- _Work to do_: Extract all lines that hold "Shear" from the records below.

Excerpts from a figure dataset

• • • • •

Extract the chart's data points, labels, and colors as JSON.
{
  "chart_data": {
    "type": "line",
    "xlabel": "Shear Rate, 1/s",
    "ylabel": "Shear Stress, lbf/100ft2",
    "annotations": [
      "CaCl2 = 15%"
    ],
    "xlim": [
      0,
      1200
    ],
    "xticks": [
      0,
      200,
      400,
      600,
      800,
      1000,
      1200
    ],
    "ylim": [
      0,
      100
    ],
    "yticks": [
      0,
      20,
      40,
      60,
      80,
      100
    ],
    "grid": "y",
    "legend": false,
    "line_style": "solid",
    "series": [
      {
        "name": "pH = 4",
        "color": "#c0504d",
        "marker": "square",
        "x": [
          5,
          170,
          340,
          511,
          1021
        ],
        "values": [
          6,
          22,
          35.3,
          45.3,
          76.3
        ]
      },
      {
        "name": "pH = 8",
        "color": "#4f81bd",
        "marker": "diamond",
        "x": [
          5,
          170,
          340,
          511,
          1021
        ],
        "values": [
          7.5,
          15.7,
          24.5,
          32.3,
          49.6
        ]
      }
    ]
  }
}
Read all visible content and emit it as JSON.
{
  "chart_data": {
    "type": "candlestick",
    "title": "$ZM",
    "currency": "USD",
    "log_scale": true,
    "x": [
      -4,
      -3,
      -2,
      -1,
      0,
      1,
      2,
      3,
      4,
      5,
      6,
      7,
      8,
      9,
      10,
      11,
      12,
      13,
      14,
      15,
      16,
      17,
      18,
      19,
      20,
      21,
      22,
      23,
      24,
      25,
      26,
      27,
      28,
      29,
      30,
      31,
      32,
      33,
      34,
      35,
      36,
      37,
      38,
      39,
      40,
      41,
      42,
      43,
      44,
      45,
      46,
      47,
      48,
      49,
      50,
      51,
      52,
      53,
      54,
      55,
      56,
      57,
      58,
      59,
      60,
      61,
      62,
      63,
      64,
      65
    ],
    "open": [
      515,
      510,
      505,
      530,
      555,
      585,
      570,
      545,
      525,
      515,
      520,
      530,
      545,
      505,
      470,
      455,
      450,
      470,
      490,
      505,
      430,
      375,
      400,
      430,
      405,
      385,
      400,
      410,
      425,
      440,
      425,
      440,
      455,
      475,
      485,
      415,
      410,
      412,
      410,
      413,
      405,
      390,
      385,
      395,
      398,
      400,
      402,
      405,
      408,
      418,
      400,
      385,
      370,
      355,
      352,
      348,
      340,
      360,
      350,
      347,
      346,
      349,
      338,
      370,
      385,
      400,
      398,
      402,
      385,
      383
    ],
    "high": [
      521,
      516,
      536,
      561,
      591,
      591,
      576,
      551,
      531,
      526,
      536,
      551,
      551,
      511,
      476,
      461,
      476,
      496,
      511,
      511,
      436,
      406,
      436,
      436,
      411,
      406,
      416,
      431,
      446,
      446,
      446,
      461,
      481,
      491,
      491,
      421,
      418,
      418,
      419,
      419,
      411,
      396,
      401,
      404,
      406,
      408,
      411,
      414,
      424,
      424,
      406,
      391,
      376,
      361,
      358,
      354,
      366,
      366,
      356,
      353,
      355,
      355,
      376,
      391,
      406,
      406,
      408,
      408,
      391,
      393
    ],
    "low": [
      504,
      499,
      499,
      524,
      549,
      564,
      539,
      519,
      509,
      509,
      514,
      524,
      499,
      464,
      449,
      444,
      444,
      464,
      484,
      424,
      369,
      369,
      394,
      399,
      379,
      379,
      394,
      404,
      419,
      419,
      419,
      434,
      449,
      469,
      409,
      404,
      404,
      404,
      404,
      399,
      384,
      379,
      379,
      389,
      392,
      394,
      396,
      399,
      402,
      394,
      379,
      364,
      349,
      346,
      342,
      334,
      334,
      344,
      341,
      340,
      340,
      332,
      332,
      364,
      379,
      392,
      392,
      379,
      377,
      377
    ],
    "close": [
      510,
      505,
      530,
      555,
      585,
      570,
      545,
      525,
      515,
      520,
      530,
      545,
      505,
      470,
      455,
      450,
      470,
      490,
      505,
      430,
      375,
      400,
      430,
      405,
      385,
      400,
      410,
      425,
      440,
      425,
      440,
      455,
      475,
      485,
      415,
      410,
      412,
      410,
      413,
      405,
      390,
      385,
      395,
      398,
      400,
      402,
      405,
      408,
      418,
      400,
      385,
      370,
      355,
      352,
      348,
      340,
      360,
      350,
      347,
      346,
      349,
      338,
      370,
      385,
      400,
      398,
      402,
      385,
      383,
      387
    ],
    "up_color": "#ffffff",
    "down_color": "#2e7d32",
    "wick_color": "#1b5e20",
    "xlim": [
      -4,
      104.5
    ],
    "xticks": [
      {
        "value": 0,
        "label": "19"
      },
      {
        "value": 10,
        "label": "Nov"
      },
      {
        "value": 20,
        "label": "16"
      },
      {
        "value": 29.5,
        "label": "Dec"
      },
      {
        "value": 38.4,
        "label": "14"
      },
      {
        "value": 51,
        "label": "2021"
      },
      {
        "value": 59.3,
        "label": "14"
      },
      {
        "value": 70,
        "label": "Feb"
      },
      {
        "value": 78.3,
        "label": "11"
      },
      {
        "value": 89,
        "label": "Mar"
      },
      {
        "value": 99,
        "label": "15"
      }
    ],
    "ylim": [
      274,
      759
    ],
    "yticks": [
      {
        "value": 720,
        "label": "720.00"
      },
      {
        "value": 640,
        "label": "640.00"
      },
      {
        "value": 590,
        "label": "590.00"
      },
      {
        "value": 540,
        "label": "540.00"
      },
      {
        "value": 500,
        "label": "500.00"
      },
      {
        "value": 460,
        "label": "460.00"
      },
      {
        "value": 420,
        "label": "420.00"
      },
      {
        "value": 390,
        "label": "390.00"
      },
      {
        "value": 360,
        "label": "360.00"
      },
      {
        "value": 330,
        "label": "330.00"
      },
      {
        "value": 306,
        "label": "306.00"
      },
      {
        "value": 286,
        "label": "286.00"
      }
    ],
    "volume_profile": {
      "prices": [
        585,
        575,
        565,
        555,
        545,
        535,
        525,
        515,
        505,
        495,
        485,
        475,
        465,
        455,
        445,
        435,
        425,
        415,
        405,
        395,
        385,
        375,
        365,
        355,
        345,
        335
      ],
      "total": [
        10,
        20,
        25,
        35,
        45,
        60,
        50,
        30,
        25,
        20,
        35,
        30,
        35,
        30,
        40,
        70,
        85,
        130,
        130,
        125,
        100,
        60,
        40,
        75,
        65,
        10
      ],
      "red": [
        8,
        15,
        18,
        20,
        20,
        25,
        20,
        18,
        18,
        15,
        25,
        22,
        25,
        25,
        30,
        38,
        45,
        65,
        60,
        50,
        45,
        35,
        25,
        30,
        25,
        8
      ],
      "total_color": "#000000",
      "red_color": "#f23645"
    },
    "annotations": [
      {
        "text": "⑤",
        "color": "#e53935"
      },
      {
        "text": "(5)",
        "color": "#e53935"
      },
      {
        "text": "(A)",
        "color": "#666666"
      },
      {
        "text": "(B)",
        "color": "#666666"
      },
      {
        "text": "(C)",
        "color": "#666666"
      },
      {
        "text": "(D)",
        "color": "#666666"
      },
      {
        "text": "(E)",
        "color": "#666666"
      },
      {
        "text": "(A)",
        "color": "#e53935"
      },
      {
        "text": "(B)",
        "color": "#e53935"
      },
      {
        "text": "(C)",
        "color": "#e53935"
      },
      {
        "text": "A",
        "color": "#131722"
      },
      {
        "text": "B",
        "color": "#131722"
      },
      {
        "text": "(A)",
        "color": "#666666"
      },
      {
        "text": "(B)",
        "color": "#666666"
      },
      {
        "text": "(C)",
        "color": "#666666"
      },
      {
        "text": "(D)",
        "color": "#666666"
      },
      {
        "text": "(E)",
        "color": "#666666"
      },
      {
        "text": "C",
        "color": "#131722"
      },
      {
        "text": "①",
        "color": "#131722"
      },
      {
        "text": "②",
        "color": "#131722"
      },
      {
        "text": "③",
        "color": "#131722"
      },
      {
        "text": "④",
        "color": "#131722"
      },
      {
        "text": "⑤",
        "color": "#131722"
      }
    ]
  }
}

• • • • •

- _Completed exercise_:
    "xlabel": "Shear Rate, 1/s",
    "ylabel": "Shear Stress, lbf/100ft2",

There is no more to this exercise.